Items from a figure collection:
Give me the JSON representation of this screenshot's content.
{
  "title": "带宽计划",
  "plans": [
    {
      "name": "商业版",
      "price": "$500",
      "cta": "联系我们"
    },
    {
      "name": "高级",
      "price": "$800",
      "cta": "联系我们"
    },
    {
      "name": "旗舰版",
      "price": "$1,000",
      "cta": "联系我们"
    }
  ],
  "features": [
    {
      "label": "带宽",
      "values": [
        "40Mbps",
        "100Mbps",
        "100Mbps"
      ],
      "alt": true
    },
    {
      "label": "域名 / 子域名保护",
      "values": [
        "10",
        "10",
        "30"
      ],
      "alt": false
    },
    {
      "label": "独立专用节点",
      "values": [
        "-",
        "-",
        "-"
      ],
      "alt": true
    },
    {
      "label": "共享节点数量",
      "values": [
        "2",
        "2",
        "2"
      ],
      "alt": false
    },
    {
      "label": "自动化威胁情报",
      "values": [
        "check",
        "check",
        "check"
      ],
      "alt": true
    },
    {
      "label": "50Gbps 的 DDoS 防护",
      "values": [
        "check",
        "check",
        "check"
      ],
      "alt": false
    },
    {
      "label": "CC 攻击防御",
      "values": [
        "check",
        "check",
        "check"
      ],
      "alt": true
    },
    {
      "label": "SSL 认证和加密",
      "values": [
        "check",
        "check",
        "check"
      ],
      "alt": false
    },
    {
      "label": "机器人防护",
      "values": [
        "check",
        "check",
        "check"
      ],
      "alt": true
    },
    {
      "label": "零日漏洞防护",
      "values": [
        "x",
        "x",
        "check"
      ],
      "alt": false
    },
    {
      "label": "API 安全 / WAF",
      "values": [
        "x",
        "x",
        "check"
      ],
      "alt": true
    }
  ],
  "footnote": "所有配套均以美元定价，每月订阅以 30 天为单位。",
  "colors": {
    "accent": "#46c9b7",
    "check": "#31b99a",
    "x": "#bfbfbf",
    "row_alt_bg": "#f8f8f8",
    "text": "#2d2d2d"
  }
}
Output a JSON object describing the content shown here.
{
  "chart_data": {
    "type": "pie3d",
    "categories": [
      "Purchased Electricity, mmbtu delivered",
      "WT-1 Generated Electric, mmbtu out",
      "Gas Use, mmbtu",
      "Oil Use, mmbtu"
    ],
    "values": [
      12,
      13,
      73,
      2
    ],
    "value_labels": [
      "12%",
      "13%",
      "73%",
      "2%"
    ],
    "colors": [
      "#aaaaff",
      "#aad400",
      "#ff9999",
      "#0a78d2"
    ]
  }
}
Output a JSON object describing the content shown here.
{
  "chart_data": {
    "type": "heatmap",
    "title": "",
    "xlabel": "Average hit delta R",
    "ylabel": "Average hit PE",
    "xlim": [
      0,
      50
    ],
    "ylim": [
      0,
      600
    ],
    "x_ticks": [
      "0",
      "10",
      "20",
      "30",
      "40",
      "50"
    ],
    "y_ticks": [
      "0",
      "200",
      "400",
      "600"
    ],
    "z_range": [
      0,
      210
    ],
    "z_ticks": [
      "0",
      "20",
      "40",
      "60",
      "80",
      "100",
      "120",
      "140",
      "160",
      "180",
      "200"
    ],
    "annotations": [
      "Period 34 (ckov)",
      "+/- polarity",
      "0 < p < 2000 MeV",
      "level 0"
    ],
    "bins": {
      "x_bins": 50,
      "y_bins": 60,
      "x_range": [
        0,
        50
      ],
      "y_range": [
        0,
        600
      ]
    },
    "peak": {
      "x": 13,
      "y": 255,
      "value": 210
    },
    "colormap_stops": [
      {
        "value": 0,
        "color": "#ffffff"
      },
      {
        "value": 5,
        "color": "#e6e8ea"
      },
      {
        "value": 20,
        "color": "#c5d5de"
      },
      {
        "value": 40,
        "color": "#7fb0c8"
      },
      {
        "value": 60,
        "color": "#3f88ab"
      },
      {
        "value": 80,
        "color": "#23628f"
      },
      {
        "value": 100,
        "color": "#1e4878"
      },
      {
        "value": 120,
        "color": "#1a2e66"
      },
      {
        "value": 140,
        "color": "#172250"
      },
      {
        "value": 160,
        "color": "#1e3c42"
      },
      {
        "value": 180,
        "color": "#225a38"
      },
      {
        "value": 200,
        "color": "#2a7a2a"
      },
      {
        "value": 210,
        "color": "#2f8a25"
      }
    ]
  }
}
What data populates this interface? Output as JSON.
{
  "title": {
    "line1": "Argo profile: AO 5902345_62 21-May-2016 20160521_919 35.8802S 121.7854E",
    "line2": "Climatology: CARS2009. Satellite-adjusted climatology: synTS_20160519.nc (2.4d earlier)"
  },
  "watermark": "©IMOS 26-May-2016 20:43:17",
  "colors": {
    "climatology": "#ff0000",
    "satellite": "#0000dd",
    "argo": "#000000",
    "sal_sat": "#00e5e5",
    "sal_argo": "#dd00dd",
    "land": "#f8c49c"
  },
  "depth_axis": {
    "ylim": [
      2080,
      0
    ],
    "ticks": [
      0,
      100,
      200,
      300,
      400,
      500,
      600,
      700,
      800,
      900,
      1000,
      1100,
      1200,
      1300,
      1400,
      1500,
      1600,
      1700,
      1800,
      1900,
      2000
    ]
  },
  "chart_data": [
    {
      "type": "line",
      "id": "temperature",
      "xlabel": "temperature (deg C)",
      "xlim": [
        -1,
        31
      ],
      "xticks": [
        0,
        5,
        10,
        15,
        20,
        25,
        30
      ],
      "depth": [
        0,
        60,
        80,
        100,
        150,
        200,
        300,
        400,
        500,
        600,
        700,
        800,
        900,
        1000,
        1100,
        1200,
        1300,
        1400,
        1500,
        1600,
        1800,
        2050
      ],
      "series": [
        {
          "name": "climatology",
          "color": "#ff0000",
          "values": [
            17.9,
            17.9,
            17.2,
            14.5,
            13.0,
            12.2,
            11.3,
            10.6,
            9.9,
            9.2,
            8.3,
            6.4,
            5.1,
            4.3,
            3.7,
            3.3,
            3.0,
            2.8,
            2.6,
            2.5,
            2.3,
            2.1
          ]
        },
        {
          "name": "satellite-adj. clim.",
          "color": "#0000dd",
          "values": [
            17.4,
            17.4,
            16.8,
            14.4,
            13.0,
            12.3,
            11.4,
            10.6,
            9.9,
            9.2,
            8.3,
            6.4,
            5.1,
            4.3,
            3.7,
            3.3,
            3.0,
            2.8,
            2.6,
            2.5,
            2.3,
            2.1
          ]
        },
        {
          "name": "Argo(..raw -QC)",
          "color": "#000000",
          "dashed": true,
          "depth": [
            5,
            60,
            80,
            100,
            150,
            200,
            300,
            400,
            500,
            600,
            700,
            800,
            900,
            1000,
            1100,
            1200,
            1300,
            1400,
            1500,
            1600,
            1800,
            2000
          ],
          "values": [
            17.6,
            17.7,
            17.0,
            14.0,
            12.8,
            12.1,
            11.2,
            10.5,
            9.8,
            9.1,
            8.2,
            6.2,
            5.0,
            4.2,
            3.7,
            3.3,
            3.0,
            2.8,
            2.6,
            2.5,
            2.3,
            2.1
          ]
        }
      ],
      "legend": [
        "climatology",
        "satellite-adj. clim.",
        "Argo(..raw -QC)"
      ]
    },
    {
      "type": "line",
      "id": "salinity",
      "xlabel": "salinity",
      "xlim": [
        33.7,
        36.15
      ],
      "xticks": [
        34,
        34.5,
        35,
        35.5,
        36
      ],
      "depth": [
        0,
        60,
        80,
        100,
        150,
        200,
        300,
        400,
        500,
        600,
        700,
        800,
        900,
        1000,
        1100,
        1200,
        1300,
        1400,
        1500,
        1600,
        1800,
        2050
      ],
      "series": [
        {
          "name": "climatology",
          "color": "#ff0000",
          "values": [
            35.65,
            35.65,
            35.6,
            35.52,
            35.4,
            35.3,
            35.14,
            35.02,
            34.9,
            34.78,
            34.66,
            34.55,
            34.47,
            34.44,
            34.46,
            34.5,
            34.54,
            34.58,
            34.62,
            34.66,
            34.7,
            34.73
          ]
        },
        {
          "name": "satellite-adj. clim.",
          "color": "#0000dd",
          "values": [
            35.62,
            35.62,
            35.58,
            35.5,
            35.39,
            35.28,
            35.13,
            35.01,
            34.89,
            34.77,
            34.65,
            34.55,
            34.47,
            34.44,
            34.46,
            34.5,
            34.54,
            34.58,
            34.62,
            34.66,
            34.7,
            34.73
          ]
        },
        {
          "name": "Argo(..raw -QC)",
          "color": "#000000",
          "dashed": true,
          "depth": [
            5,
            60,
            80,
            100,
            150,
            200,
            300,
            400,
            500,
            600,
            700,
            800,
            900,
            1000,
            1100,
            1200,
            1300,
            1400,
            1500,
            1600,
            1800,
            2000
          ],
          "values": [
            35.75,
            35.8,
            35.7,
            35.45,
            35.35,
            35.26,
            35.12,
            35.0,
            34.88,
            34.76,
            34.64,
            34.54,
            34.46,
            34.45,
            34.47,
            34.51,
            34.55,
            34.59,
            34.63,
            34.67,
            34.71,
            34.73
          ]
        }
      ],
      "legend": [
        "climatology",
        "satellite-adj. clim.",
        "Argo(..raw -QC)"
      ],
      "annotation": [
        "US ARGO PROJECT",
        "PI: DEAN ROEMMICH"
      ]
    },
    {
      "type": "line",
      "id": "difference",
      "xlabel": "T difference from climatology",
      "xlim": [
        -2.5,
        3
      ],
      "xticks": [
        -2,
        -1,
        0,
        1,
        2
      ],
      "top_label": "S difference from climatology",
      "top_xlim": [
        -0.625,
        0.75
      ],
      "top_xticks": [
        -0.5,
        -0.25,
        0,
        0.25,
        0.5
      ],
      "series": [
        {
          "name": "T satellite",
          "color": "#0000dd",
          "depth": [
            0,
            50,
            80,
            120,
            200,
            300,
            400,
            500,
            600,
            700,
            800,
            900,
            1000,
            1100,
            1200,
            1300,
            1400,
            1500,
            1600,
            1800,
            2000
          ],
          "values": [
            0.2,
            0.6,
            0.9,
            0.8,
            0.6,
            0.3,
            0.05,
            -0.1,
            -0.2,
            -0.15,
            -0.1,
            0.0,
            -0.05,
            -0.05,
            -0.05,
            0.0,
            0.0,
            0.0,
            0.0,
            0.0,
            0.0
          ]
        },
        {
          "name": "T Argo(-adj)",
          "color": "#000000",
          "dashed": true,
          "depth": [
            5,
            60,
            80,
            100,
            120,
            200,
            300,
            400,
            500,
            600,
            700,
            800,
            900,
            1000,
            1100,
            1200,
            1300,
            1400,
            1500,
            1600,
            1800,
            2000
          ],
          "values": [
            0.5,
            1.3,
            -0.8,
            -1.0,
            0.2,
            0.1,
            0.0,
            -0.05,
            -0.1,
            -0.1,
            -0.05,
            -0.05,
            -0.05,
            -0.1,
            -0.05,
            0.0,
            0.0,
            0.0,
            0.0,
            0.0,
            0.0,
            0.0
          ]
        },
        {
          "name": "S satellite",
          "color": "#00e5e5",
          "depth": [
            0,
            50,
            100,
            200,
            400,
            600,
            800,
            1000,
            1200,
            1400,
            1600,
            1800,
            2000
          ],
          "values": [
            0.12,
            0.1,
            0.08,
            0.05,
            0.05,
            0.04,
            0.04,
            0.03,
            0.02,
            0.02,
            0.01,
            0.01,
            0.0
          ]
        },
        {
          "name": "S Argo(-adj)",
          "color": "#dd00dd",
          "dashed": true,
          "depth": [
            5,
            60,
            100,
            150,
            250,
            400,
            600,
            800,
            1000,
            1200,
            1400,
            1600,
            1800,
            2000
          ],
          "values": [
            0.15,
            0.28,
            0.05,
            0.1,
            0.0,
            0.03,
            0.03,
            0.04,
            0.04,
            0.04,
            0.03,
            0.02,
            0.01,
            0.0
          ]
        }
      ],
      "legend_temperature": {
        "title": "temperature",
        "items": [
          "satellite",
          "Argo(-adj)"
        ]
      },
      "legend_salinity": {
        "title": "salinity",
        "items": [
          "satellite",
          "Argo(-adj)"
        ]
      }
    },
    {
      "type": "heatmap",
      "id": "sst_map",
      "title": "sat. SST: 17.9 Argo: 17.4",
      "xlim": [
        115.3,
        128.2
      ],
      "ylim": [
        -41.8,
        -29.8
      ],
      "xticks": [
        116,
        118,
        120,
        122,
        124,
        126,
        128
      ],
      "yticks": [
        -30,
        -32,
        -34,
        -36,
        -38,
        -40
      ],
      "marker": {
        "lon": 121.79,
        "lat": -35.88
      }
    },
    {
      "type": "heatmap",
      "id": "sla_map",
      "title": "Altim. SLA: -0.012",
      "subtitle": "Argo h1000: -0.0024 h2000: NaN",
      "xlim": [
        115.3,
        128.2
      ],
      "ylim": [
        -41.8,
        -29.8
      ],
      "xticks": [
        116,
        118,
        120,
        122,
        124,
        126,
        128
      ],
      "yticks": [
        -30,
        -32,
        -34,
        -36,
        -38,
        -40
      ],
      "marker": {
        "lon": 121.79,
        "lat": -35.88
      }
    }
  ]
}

Exercise = Pick out each line in the material containing "Average".

Completed task =
    "xlabel": "Average hit delta R",
    "ylabel": "Average hit PE",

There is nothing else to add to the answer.